> **What is asked**: Using the entries that follow, collect the lines where the word "Interferencias" appears.

> **Provided information**:
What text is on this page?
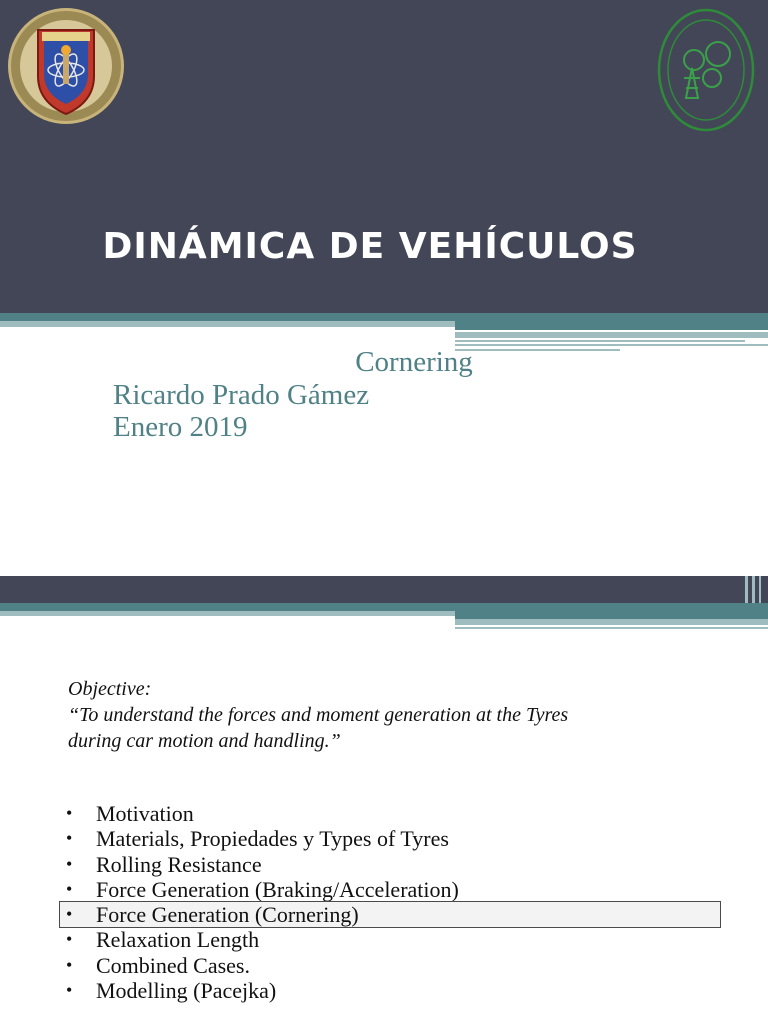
DINÁMICA DE VEHÍCULOS
Cornering
Ricardo Prado Gámez
Enero 2019
Objective:
“To understand the forces and moment generation at the Tyres
during car motion and handling.”
• Motivation
• Materials, Propiedades y Types of Tyres
• Rolling Resistance
• Force Generation (Braking/Acceleration)
• Force Generation (Cornering)
• Relaxation Length
• Combined Cases.
• Modelling (Pacejka)
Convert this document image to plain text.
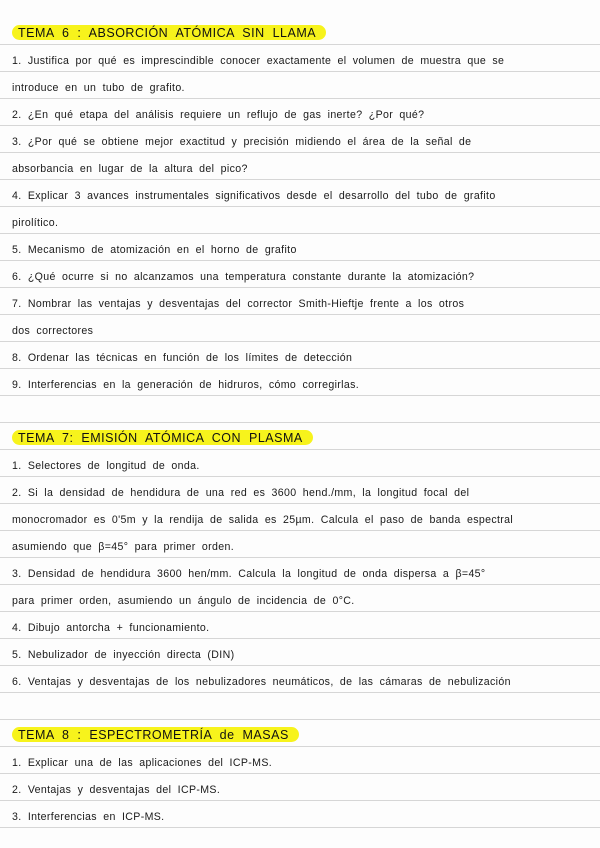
TEMA 6 : ABSORCIÓN ATÓMICA SIN LLAMA
1. Justifica por qué es imprescindible conocer exactamente el volumen de muestra que se
introduce en un tubo de grafito.
2. ¿En qué etapa del análisis requiere un reflujo de gas inerte? ¿Por qué?
3. ¿Por qué se obtiene mejor exactitud y precisión midiendo el área de la señal de
absorbancia en lugar de la altura del pico?
4. Explicar 3 avances instrumentales significativos desde el desarrollo del tubo de grafito
pirolítico.
5. Mecanismo de atomización en el horno de grafito
6. ¿Qué ocurre si no alcanzamos una temperatura constante durante la atomización?
7. Nombrar las ventajas y desventajas del corrector Smith-Hieftje frente a los otros
dos correctores
8. Ordenar las técnicas en función de los límites de detección
9. Interferencias en la generación de hidruros, cómo corregirlas.
TEMA 7: EMISIÓN ATÓMICA CON PLASMA
1. Selectores de longitud de onda.
2. Si la densidad de hendidura de una red es 3600 hend./mm, la longitud focal del
monocromador es 0'5m y la rendija de salida es 25µm. Calcula el paso de banda espectral
asumiendo que β=45° para primer orden.
3. Densidad de hendidura 3600 hen/mm. Calcula la longitud de onda dispersa a β=45°
para primer orden, asumiendo un ángulo de incidencia de 0°C.
4. Dibujo antorcha + funcionamiento.
5. Nebulizador de inyección directa (DIN)
6. Ventajas y desventajas de los nebulizadores neumáticos, de las cámaras de nebulización
TEMA 8 : ESPECTROMETRÍA de MASAS
1. Explicar una de las aplicaciones del ICP-MS.
2. Ventajas y desventajas del ICP-MS.
3. Interferencias en ICP-MS.
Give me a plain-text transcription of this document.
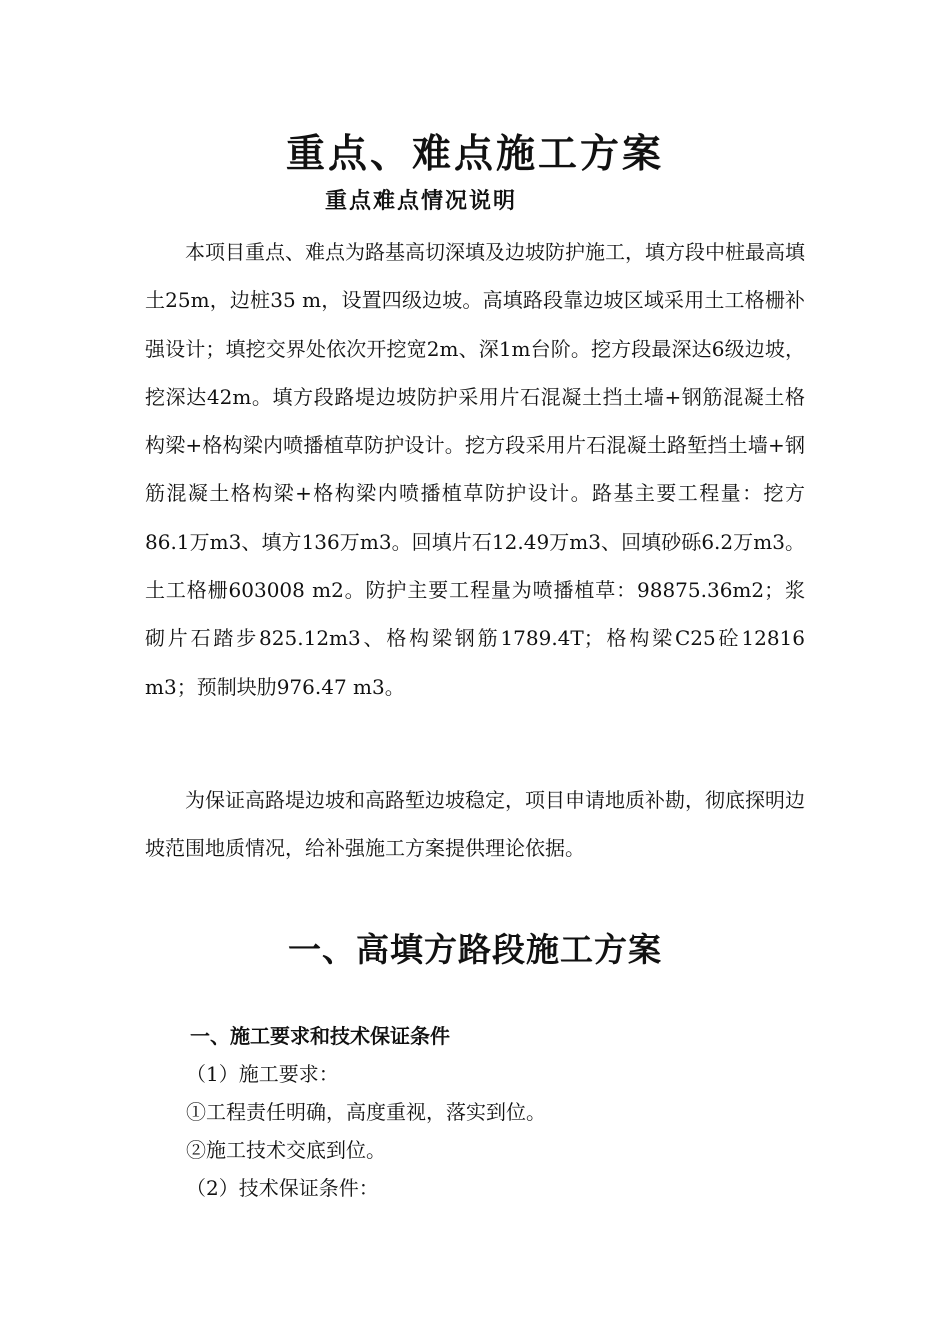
重点、难点施工方案
重点难点情况说明

本项目重点、难点为路基高切深填及边坡防护施工，填方段中桩最高填土25m，边桩35 m，设置四级边坡。高填路段靠边坡区域采用土工格栅补强设计；填挖交界处依次开挖宽2m、深1m台阶。挖方段最深达6级边坡，挖深达42m。填方段路堤边坡防护采用片石混凝土挡土墙+钢筋混凝土格构梁+格构梁内喷播植草防护设计。挖方段采用片石混凝土路堑挡土墙+钢筋混凝土格构梁+格构梁内喷播植草防护设计。路基主要工程量：挖方86.1万m3、填方136万m3。回填片石12.49万m3、回填砂砾6.2万m3。土工格栅603008 m2。防护主要工程量为喷播植草：98875.36m2；浆砌片石踏步825.12m3、格构梁钢筋1789.4T；格构梁C25砼12816 m3；预制块肋976.47 m3。

为保证高路堤边坡和高路堑边坡稳定，项目申请地质补勘，彻底探明边坡范围地质情况，给补强施工方案提供理论依据。

一、高填方路段施工方案
一、施工要求和技术保证条件
（1）施工要求：
①工程责任明确，高度重视，落实到位。
②施工技术交底到位。
（2）技术保证条件：
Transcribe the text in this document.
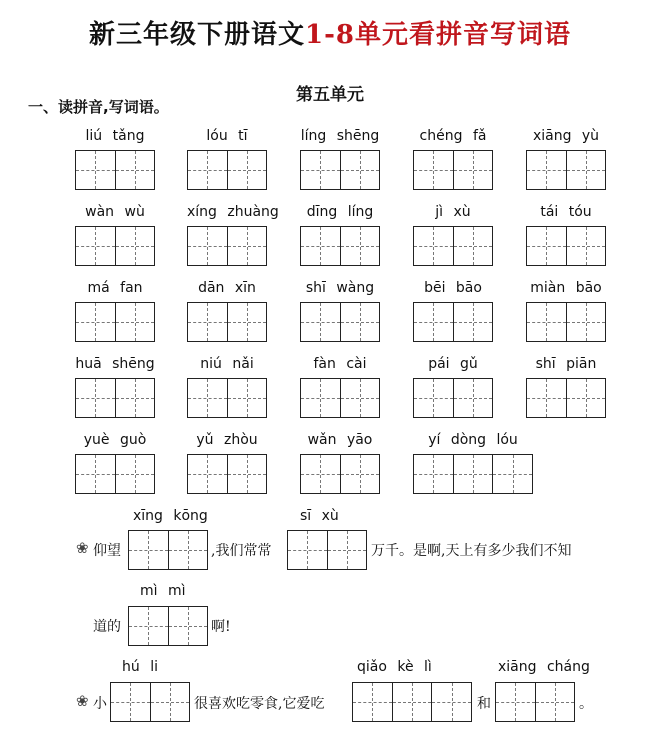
新三年级下册语文1-8单元看拼音写词语
第五单元
一、读拼音,写词语。
liú tǎng	lóu tī	líng shēng	chéng fǎ	xiāng yù
wàn wù	xíng zhuàng	dīng líng	jì xù	tái tóu
má fan	dān xīn	shī wàng	bēi bāo	miàn bāo
huā shēng	niú nǎi	fàn cài	pái gǔ	shī piān
yuè guò	yǔ zhòu	wǎn yāo	yí dòng lóu
xīng kōng	sī xù
❀ 仰望	,我们常常	万千。是啊,天上有多少我们不知
mì mì
道的	啊!
hú li	qiǎo kè lì	xiāng cháng
❀ 小	很喜欢吃零食,它爱吃	和	。
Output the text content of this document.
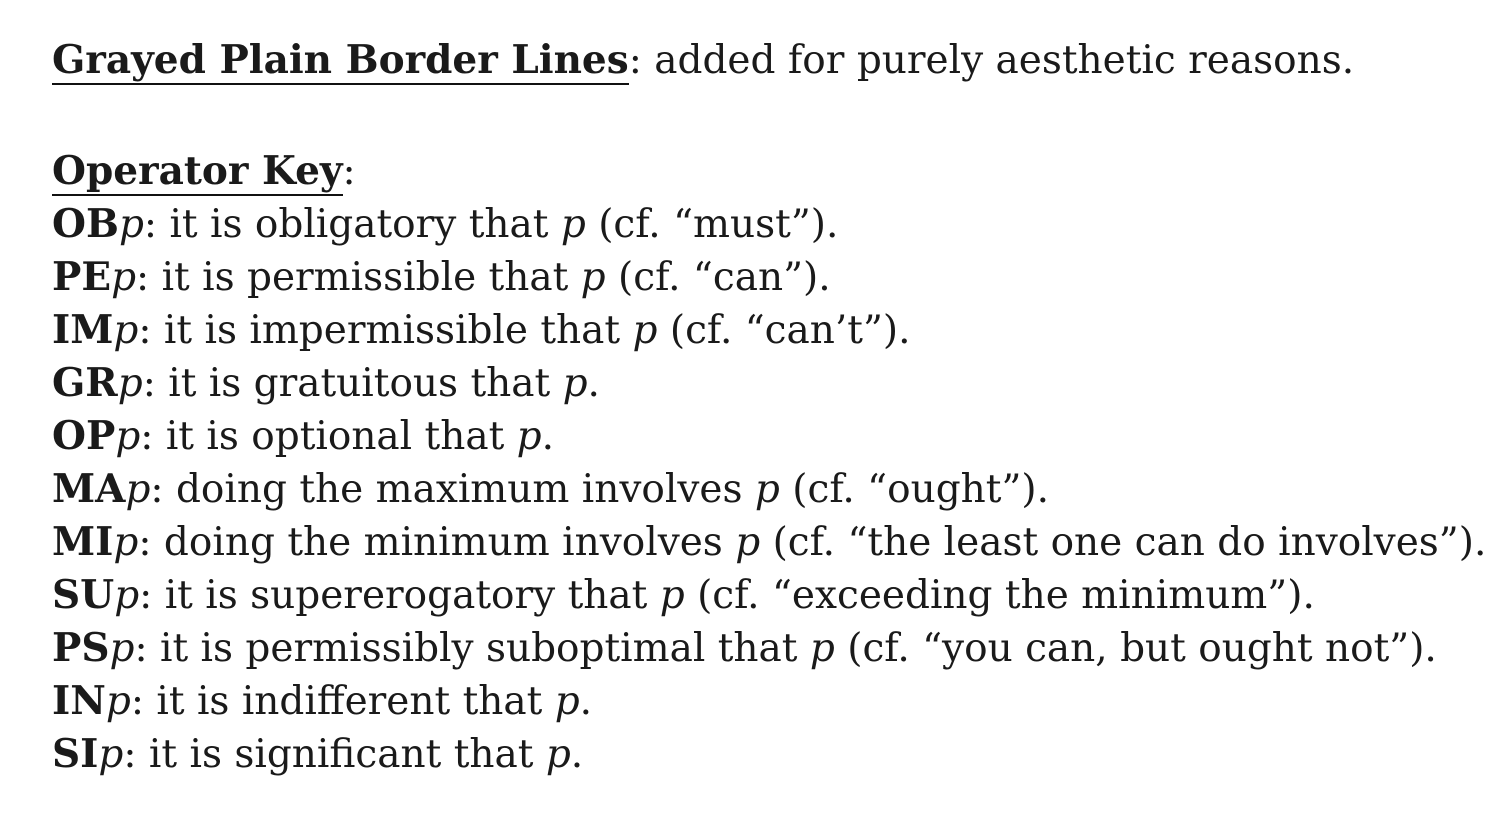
Grayed Plain Border Lines: added for purely aesthetic reasons.
Operator Key:
OBp: it is obligatory that p (cf. “must”).
PEp: it is permissible that p (cf. “can”).
IMp: it is impermissible that p (cf. “can’t”).
GRp: it is gratuitous that p.
OPp: it is optional that p.
MAp: doing the maximum involves p (cf. “ought”).
MIp: doing the minimum involves p (cf. “the least one can do involves”).
SUp: it is supererogatory that p (cf. “exceeding the minimum”).
PSp: it is permissibly suboptimal that p (cf. “you can, but ought not”).
INp: it is indifferent that p.
SIp: it is significant that p.
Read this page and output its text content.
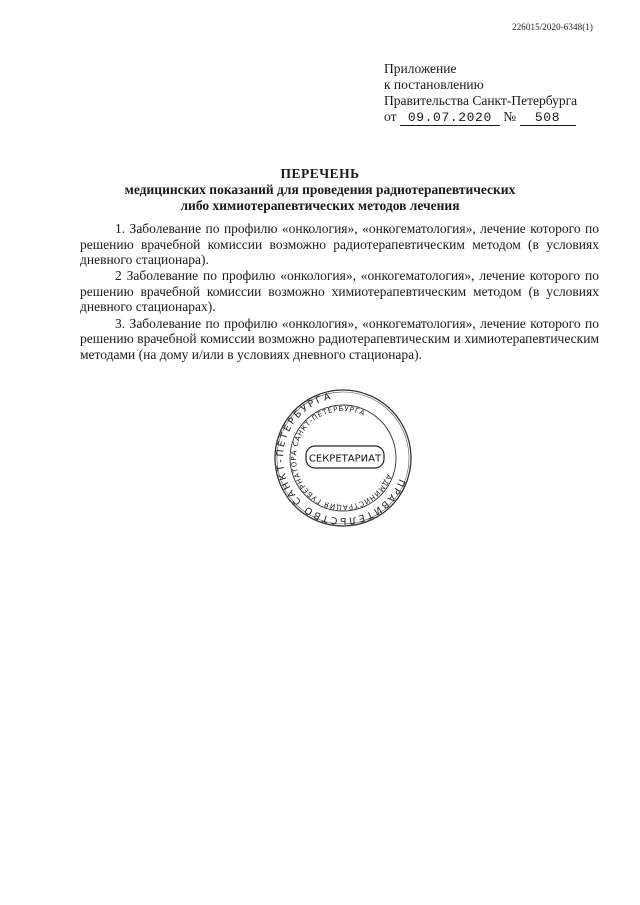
226015/2020-6348(1)
Приложение
к постановлению
Правительства Санкт-Петербурга
от 09.07.2020 № 508
ПЕРЕЧЕНЬ
медицинских показаний для проведения радиотерапевтических
либо химиотерапевтических методов лечения

1. Заболевание по профилю «онкология», «онкогематология», лечение которого по решению врачебной комиссии возможно радиотерапевтическим методом (в условиях дневного стационара).

2 Заболевание по профилю «онкология», «онкогематология», лечение которого по решению врачебной комиссии возможно химиотерапевтическим методом (в условиях дневного стационарах).

3. Заболевание по профилю «онкология», «онкогематология», лечение которого по решению врачебной комиссии возможно радиотерапевтическим и химиотерапевтическим методами (на дому и/или в условиях дневного стационара).

ПРАВИТЕЛЬСТВО САНКТ-ПЕТЕРБУРГА
АДМИНИСТРАЦИЯ ГУБЕРНАТОРА САНКТ-ПЕТЕРБУРГА
СЕКРЕТАРИАТ
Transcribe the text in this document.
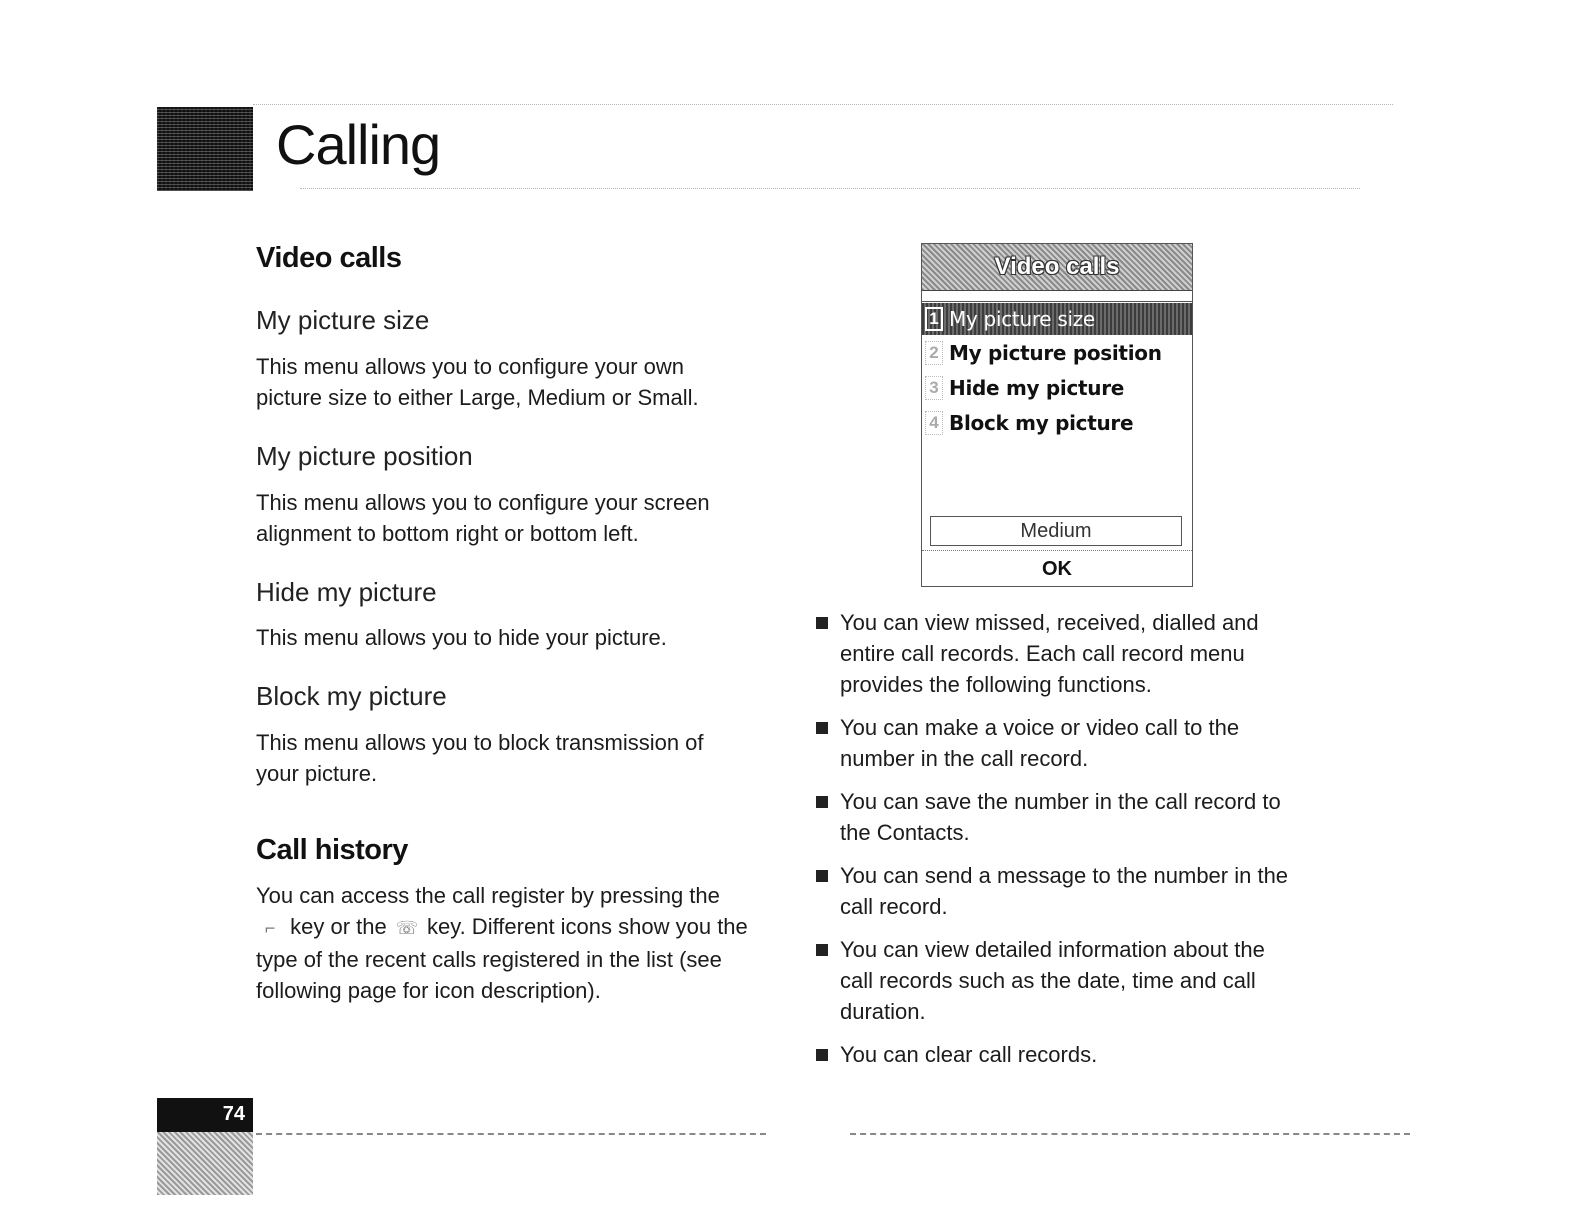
Calling
Video calls
My picture size

This menu allows you to configure your own picture size to either Large, Medium or Small.

My picture position

This menu allows you to configure your screen alignment to bottom right or bottom left.

Hide my picture

This menu allows you to hide your picture.

Block my picture

This menu allows you to block transmission of your picture.

Call history

You can access the call register by pressing the ⌐ key or the ☏ key. Different icons show you the type of the recent calls registered in the list (see following page for icon description).

Video calls
1 My picture size
2 My picture position
3 Hide my picture
4 Block my picture
Medium
OK
You can view missed, received, dialled and entire call records. Each call record menu provides the following functions.
You can make a voice or video call to the number in the call record.
You can save the number in the call record to the Contacts.
You can send a message to the number in the call record.
You can view detailed information about the call records such as the date, time and call duration.
You can clear call records.
74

> **Exercise result**:
9. Interferencias en la generación de hidruros, cómo corregirlas.
3. Interferencias en ICP-MS.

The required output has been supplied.